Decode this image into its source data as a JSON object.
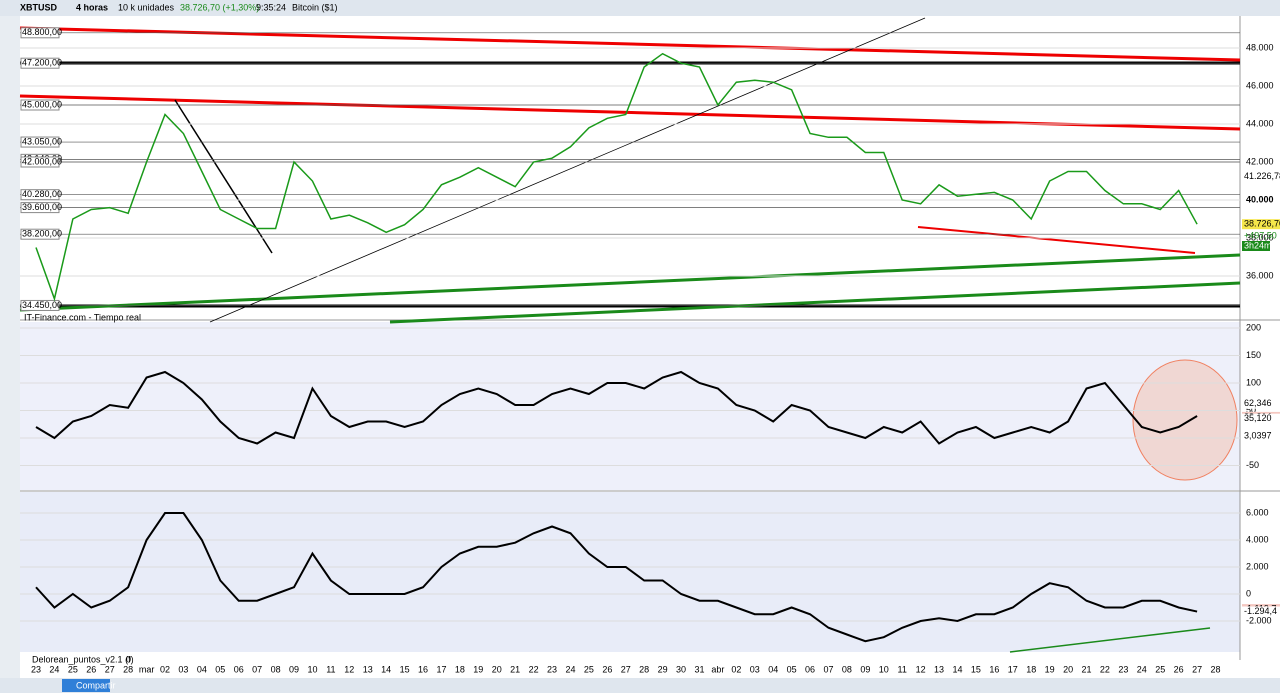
{
  "toolbar": {
    "symbol": "XBTUSD",
    "interval": "4 horas",
    "units": "10 k unidades",
    "quote": "38.726,70 (+1,30%)",
    "time": "9:35:24",
    "name": "Bitcoin ($1)"
  },
  "main_pane": {
    "left_labels": [
      {
        "value": 48800,
        "label": "48.800,00"
      },
      {
        "value": 47200,
        "label": "47.200,00"
      },
      {
        "value": 45000,
        "label": "45.000,00"
      },
      {
        "value": 43050,
        "label": "43.050,00"
      },
      {
        "value": 42140,
        "label": "42.140,00"
      },
      {
        "value": 42000,
        "label": "42.000,00"
      },
      {
        "value": 40280,
        "label": "40.280,00"
      },
      {
        "value": 39600,
        "label": "39.600,00"
      },
      {
        "value": 38200,
        "label": "38.200,00"
      },
      {
        "value": 34450,
        "label": "34.450,00"
      }
    ],
    "yticks": [
      {
        "value": 48000,
        "label": "48.000"
      },
      {
        "value": 46000,
        "label": "46.000"
      },
      {
        "value": 44000,
        "label": "44.000"
      },
      {
        "value": 42000,
        "label": "42.000"
      },
      {
        "value": 40000,
        "label": "40.000"
      },
      {
        "value": 38000,
        "label": "38.000"
      },
      {
        "value": 36000,
        "label": "36.000"
      }
    ],
    "tags": [
      {
        "value": 41226.78,
        "label": "41.226,78"
      },
      {
        "value": 38726.7,
        "label": "38.726,70"
      }
    ],
    "change": "+497,50",
    "countdown": "3h24m",
    "price": [
      37500,
      34800,
      39000,
      39500,
      39600,
      39300,
      42000,
      44500,
      43500,
      41500,
      39500,
      39000,
      38500,
      38500,
      42000,
      41000,
      39000,
      39200,
      38800,
      38300,
      38700,
      39500,
      40800,
      41200,
      41700,
      41200,
      40700,
      42000,
      42200,
      42800,
      43800,
      44300,
      44500,
      47000,
      47700,
      47200,
      47000,
      45000,
      46200,
      46300,
      46200,
      45800,
      43500,
      43300,
      43300,
      42500,
      42500,
      40000,
      39800,
      40800,
      40200,
      40300,
      40400,
      40000,
      39000,
      41000,
      41500,
      41500,
      40500,
      39800,
      39800,
      39500,
      40500,
      38726.7,
      null
    ]
  },
  "pane1": {
    "label": "IT-Finance.com - Tiempo real",
    "yticks": [
      200,
      150,
      100,
      50,
      0,
      -50
    ],
    "tags": [
      {
        "value": 62.346,
        "label": "62,346"
      },
      {
        "value": 38.314,
        "label": "38,314"
      },
      {
        "value": 35.12,
        "label": "35,120"
      },
      {
        "value": 3.0397,
        "label": "3,0397"
      }
    ],
    "values": [
      20,
      0,
      30,
      40,
      60,
      55,
      110,
      120,
      100,
      70,
      30,
      0,
      -10,
      10,
      0,
      90,
      40,
      20,
      30,
      30,
      20,
      30,
      60,
      80,
      90,
      80,
      60,
      60,
      80,
      90,
      80,
      100,
      100,
      90,
      110,
      120,
      100,
      90,
      60,
      50,
      30,
      60,
      50,
      20,
      10,
      0,
      20,
      10,
      30,
      -10,
      10,
      20,
      0,
      10,
      20,
      10,
      30,
      90,
      100,
      60,
      20,
      10,
      20,
      40,
      null
    ]
  },
  "pane2": {
    "label": "Delorean_puntos_v2.1 (f)",
    "param": "0",
    "yticks": [
      {
        "value": 6000,
        "label": "6.000"
      },
      {
        "value": 4000,
        "label": "4.000"
      },
      {
        "value": 2000,
        "label": "2.000"
      },
      {
        "value": 0,
        "label": "0"
      },
      {
        "value": -2000,
        "label": "-2.000"
      }
    ],
    "tags": [
      {
        "value": -1119.7,
        "label": "-1.119,7"
      },
      {
        "value": -1294.4,
        "label": "-1.294,4"
      }
    ],
    "values": [
      500,
      -1000,
      0,
      -1000,
      -500,
      500,
      4000,
      6000,
      6000,
      4000,
      1000,
      -500,
      -500,
      0,
      500,
      3000,
      1000,
      0,
      0,
      0,
      0,
      500,
      2000,
      3000,
      3500,
      3500,
      3800,
      4500,
      5000,
      4500,
      3000,
      2000,
      2000,
      1000,
      1000,
      0,
      -500,
      -500,
      -1000,
      -1500,
      -1500,
      -1000,
      -1500,
      -2500,
      -3000,
      -3500,
      -3200,
      -2500,
      -2000,
      -1800,
      -2000,
      -1500,
      -1500,
      -1000,
      0,
      800,
      500,
      -500,
      -1000,
      -1000,
      -500,
      -500,
      -1000,
      -1300,
      null
    ]
  },
  "dates": [
    "23",
    "24",
    "25",
    "26",
    "27",
    "28",
    "mar",
    "02",
    "03",
    "04",
    "05",
    "06",
    "07",
    "08",
    "09",
    "10",
    "11",
    "12",
    "13",
    "14",
    "15",
    "16",
    "17",
    "18",
    "19",
    "20",
    "21",
    "22",
    "23",
    "24",
    "25",
    "26",
    "27",
    "28",
    "29",
    "30",
    "31",
    "abr",
    "02",
    "03",
    "04",
    "05",
    "06",
    "07",
    "08",
    "09",
    "10",
    "11",
    "12",
    "13",
    "14",
    "15",
    "16",
    "17",
    "18",
    "19",
    "20",
    "21",
    "22",
    "23",
    "24",
    "25",
    "26",
    "27",
    "28"
  ],
  "bottom": {
    "share": "Compartir"
  }
}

__________________________________________________

→ **Aim of the task**: Reproduce each entry verbatim, excluding any embedded images.

→ **Completed exercise**:
Decode this image into its source data as a JSON object.
{
  "toolbar": {
    "symbol": "XBTUSD",
    "interval": "4 horas",
    "units": "10 k unidades",
    "quote": "38.726,70 (+1,30%)",
    "time": "9:35:24",
    "name": "Bitcoin ($1)"
  },
  "main_pane": {
    "left_labels": [
      {
        "value": 48800,
        "label": "48.800,00"
      },
      {
        "value": 47200,
        "label": "47.200,00"
      },
      {
        "value": 45000,
        "label": "45.000,00"
      },
      {
        "value": 43050,
        "label": "43.050,00"
      },
      {
        "value": 42140,
        "label": "42.140,00"
      },
      {
        "value": 42000,
        "label": "42.000,00"
      },
      {
        "value": 40280,
        "label": "40.280,00"
      },
      {
        "value": 39600,
        "label": "39.600,00"
      },
      {
        "value": 38200,
        "label": "38.200,00"
      },
      {
        "value": 34450,
        "label": "34.450,00"
      }
    ],
    "yticks": [
      {
        "value": 48000,
        "label": "48.000"
      },
      {
        "value": 46000,
        "label": "46.000"
      },
      {
        "value": 44000,
        "label": "44.000"
      },
      {
        "value": 42000,
        "label": "42.000"
      },
      {
        "value": 40000,
        "label": "40.000"
      },
      {
        "value": 38000,
        "label": "38.000"
      },
      {
        "value": 36000,
        "label": "36.000"
      }
    ],
    "tags": [
      {
        "value": 41226.78,
        "label": "41.226,78"
      },
      {
        "value": 38726.7,
        "label": "38.726,70"
      }
    ],
    "change": "+497,50",
    "countdown": "3h24m",
    "price": [
      37500,
      34800,
      39000,
      39500,
      39600,
      39300,
      42000,
      44500,
      43500,
      41500,
      39500,
      39000,
      38500,
      38500,
      42000,
      41000,
      39000,
      39200,
      38800,
      38300,
      38700,
      39500,
      40800,
      41200,
      41700,
      41200,
      40700,
      42000,
      42200,
      42800,
      43800,
      44300,
      44500,
      47000,
      47700,
      47200,
      47000,
      45000,
      46200,
      46300,
      46200,
      45800,
      43500,
      43300,
      43300,
      42500,
      42500,
      40000,
      39800,
      40800,
      40200,
      40300,
      40400,
      40000,
      39000,
      41000,
      41500,
      41500,
      40500,
      39800,
      39800,
      39500,
      40500,
      38726.7,
      null
    ]
  },
  "pane1": {
    "label": "IT-Finance.com - Tiempo real",
    "yticks": [
      200,
      150,
      100,
      50,
      0,
      -50
    ],
    "tags": [
      {
        "value": 62.346,
        "label": "62,346"
      },
      {
        "value": 38.314,
        "label": "38,314"
      },
      {
        "value": 35.12,
        "label": "35,120"
      },
      {
        "value": 3.0397,
        "label": "3,0397"
      }
    ],
    "values": [
      20,
      0,
      30,
      40,
      60,
      55,
      110,
      120,
      100,
      70,
      30,
      0,
      -10,
      10,
      0,
      90,
      40,
      20,
      30,
      30,
      20,
      30,
      60,
      80,
      90,
      80,
      60,
      60,
      80,
      90,
      80,
      100,
      100,
      90,
      110,
      120,
      100,
      90,
      60,
      50,
      30,
      60,
      50,
      20,
      10,
      0,
      20,
      10,
      30,
      -10,
      10,
      20,
      0,
      10,
      20,
      10,
      30,
      90,
      100,
      60,
      20,
      10,
      20,
      40,
      null
    ]
  },
  "pane2": {
    "label": "Delorean_puntos_v2.1 (f)",
    "param": "0",
    "yticks": [
      {
        "value": 6000,
        "label": "6.000"
      },
      {
        "value": 4000,
        "label": "4.000"
      },
      {
        "value": 2000,
        "label": "2.000"
      },
      {
        "value": 0,
        "label": "0"
      },
      {
        "value": -2000,
        "label": "-2.000"
      }
    ],
    "tags": [
      {
        "value": -1119.7,
        "label": "-1.119,7"
      },
      {
        "value": -1294.4,
        "label": "-1.294,4"
      }
    ],
    "values": [
      500,
      -1000,
      0,
      -1000,
      -500,
      500,
      4000,
      6000,
      6000,
      4000,
      1000,
      -500,
      -500,
      0,
      500,
      3000,
      1000,
      0,
      0,
      0,
      0,
      500,
      2000,
      3000,
      3500,
      3500,
      3800,
      4500,
      5000,
      4500,
      3000,
      2000,
      2000,
      1000,
      1000,
      0,
      -500,
      -500,
      -1000,
      -1500,
      -1500,
      -1000,
      -1500,
      -2500,
      -3000,
      -3500,
      -3200,
      -2500,
      -2000,
      -1800,
      -2000,
      -1500,
      -1500,
      -1000,
      0,
      800,
      500,
      -500,
      -1000,
      -1000,
      -500,
      -500,
      -1000,
      -1300,
      null
    ]
  },
  "dates": [
    "23",
    "24",
    "25",
    "26",
    "27",
    "28",
    "mar",
    "02",
    "03",
    "04",
    "05",
    "06",
    "07",
    "08",
    "09",
    "10",
    "11",
    "12",
    "13",
    "14",
    "15",
    "16",
    "17",
    "18",
    "19",
    "20",
    "21",
    "22",
    "23",
    "24",
    "25",
    "26",
    "27",
    "28",
    "29",
    "30",
    "31",
    "abr",
    "02",
    "03",
    "04",
    "05",
    "06",
    "07",
    "08",
    "09",
    "10",
    "11",
    "12",
    "13",
    "14",
    "15",
    "16",
    "17",
    "18",
    "19",
    "20",
    "21",
    "22",
    "23",
    "24",
    "25",
    "26",
    "27",
    "28"
  ],
  "bottom": {
    "share": "Compartir"
  }
}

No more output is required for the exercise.